Region annotation records:

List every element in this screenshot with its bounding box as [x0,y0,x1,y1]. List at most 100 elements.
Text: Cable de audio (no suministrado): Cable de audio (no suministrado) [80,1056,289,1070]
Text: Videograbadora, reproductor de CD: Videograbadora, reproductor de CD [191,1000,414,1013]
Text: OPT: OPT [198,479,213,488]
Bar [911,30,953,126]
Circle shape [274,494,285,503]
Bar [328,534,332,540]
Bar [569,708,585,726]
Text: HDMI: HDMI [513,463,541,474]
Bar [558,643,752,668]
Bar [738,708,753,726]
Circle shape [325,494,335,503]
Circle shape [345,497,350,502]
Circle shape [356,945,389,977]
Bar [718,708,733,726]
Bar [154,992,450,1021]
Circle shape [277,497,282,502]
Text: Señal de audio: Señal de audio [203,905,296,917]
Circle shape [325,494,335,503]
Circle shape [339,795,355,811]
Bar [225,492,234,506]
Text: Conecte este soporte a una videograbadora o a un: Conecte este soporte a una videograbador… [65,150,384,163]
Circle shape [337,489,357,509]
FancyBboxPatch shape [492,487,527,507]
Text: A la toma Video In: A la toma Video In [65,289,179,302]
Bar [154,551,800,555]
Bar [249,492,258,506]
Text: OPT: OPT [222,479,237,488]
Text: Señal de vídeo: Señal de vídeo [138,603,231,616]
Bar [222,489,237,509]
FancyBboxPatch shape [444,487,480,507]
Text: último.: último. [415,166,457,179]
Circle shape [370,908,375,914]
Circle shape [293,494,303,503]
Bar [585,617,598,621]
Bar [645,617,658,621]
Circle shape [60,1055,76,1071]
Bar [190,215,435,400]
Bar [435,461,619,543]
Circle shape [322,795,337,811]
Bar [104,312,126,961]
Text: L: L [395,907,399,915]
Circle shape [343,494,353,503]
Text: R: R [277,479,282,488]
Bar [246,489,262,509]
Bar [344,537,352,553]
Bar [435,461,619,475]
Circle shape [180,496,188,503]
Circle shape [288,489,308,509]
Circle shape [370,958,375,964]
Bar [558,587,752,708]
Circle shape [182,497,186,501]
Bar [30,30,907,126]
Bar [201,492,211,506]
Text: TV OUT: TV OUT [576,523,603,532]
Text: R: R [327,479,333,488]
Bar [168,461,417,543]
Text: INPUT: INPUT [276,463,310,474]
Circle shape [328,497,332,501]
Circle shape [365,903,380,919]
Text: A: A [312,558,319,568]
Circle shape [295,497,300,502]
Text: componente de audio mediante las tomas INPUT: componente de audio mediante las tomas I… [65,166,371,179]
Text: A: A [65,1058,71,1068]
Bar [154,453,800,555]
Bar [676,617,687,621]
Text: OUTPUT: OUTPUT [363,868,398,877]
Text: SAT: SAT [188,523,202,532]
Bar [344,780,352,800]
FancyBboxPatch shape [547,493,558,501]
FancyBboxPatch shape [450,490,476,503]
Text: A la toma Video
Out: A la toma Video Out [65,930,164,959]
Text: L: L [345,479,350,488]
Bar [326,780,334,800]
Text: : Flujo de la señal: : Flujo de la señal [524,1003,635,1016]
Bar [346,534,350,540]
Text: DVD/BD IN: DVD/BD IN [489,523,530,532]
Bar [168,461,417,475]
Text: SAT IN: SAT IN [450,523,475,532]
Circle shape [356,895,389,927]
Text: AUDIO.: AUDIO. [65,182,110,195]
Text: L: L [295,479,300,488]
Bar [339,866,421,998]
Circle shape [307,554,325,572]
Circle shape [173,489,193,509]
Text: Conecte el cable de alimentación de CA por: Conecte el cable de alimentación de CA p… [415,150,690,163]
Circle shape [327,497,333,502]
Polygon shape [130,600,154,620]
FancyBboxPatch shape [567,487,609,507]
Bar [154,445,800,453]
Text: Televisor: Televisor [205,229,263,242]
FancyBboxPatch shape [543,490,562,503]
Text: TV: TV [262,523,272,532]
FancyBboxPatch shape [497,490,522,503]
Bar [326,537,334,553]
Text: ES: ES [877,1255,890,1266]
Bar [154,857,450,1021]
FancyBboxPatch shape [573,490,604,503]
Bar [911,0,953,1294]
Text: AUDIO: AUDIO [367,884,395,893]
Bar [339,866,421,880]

STATED EXERCISE: Can you convert everything from the start of the rows above down to the line containing "Text: Cable de", including that line, into a numbered list that leaves out any blank lines?

TASK RESULT:
1. List every element in this screenshot with its bounding box as [x0,y0,x1,y1]. List at most 100 elements.
2. Text: Cable de audio (no suministrado): Cable de audio (no suministrado) [80,1056,289,1070]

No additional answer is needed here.